■ **Dataset content**:

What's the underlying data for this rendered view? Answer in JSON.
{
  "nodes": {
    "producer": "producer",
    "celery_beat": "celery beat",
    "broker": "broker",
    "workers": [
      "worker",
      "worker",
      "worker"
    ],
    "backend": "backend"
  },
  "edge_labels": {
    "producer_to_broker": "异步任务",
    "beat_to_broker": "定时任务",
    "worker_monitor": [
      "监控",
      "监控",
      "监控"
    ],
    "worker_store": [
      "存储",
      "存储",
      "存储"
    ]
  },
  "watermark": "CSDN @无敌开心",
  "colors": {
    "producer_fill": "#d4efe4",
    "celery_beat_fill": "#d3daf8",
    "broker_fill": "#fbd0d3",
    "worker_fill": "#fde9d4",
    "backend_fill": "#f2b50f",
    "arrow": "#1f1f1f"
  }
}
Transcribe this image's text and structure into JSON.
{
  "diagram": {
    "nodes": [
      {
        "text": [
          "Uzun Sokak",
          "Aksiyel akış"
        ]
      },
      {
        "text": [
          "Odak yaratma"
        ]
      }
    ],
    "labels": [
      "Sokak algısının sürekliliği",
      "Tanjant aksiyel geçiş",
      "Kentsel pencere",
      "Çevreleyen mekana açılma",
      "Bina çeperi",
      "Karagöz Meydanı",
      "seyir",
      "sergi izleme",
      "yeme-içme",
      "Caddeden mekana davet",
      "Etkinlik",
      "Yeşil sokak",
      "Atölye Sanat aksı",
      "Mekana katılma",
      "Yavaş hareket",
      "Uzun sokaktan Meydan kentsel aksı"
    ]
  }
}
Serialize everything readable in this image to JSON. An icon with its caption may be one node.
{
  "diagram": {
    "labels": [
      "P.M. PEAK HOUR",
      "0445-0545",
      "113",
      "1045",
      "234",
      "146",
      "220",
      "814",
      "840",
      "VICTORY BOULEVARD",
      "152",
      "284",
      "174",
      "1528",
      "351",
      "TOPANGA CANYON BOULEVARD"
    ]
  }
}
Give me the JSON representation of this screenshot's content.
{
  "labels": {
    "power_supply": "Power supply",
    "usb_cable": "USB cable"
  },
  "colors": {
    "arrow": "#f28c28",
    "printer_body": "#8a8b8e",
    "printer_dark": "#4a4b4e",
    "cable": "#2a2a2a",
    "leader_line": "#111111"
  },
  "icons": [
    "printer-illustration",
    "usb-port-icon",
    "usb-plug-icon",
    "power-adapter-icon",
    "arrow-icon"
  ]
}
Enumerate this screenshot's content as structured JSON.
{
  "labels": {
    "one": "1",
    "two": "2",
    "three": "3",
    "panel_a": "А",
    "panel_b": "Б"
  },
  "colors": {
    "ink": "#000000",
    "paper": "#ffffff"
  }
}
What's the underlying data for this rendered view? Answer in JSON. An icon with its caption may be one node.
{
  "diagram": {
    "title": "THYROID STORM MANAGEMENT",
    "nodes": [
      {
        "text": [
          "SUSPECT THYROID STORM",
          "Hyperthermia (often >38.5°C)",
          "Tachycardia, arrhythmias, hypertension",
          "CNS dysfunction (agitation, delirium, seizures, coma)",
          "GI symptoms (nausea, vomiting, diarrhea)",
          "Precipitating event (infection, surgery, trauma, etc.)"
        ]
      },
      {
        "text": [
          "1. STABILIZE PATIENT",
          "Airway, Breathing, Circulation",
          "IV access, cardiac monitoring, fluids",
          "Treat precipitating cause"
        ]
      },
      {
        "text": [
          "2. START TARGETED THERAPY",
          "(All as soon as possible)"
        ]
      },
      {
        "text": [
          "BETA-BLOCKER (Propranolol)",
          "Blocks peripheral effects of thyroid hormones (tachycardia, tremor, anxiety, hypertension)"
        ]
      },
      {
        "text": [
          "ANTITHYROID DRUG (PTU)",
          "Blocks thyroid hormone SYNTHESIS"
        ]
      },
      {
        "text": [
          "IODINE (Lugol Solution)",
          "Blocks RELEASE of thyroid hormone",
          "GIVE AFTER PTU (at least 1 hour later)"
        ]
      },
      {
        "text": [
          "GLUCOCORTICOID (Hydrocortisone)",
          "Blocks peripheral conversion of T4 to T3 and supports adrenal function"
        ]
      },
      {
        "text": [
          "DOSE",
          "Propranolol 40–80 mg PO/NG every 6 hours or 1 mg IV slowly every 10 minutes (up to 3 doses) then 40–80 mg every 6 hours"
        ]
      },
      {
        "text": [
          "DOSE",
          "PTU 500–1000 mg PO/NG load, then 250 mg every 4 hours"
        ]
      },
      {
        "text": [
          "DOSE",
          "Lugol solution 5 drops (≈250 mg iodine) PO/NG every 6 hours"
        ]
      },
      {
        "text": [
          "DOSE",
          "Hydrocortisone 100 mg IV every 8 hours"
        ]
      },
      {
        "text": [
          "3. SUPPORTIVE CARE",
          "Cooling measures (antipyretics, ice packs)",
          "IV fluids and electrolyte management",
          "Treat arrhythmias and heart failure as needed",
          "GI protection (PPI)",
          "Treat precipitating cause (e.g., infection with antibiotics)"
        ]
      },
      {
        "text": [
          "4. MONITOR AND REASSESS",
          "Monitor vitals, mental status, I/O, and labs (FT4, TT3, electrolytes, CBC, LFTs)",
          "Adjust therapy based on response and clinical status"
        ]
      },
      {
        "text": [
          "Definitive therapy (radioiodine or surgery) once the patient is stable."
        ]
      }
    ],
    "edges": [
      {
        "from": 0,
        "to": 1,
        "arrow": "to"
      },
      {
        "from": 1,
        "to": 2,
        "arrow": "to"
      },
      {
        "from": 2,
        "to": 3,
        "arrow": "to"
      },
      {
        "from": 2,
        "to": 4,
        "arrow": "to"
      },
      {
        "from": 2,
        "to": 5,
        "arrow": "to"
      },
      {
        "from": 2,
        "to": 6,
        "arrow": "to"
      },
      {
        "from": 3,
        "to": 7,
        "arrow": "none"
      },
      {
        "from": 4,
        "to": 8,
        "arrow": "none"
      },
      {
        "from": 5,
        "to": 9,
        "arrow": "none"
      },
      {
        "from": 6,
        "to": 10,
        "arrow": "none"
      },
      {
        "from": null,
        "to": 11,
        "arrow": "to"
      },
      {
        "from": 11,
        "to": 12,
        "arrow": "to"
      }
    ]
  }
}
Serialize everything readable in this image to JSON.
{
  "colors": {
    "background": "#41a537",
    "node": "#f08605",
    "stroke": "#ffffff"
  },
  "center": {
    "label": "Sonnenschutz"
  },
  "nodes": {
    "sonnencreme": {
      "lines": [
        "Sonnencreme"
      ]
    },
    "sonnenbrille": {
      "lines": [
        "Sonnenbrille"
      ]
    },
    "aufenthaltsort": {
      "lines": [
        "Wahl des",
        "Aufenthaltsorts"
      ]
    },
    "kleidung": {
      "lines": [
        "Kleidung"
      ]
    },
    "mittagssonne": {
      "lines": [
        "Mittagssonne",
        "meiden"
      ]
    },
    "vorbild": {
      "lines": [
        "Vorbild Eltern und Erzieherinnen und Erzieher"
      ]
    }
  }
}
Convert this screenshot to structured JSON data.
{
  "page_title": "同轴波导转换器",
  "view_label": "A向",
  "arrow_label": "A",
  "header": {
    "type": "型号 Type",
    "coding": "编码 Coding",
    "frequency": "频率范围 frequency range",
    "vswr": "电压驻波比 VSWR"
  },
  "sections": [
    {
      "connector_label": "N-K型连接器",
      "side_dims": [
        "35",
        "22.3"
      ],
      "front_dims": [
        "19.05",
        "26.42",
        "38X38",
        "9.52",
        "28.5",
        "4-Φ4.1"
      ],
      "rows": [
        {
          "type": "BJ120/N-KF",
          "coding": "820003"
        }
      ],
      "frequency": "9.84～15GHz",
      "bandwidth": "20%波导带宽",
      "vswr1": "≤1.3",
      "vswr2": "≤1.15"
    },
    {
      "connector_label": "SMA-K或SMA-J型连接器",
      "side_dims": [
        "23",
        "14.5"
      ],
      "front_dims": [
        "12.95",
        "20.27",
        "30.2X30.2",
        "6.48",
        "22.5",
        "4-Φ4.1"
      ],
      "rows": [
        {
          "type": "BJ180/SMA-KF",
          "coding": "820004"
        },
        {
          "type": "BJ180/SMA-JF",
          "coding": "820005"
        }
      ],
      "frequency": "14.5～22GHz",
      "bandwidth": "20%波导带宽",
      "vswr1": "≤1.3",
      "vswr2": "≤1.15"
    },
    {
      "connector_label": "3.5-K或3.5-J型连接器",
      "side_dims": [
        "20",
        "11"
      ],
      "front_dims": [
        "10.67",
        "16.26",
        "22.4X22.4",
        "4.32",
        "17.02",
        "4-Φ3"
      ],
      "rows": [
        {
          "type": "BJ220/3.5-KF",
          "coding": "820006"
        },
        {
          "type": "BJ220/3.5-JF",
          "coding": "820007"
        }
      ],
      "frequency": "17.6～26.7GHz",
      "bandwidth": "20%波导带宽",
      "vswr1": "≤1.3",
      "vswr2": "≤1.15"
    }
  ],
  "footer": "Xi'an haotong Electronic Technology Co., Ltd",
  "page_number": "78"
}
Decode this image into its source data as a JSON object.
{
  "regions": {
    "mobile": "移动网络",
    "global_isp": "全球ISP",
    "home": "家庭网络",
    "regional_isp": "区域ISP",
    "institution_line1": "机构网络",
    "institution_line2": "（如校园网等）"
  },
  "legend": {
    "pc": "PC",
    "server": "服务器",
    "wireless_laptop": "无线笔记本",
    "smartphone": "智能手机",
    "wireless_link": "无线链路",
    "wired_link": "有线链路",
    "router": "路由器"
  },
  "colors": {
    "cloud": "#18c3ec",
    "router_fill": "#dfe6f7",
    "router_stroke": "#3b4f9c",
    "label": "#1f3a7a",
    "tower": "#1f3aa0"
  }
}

■ **What is asked**: Where a line of the entries contains the word "Hydrocortisone", copy that line.

■ **Exercise output**:
          "GLUCOCORTICOID (Hydrocortisone)",
          "Hydrocortisone 100 mg IV every 8 hours"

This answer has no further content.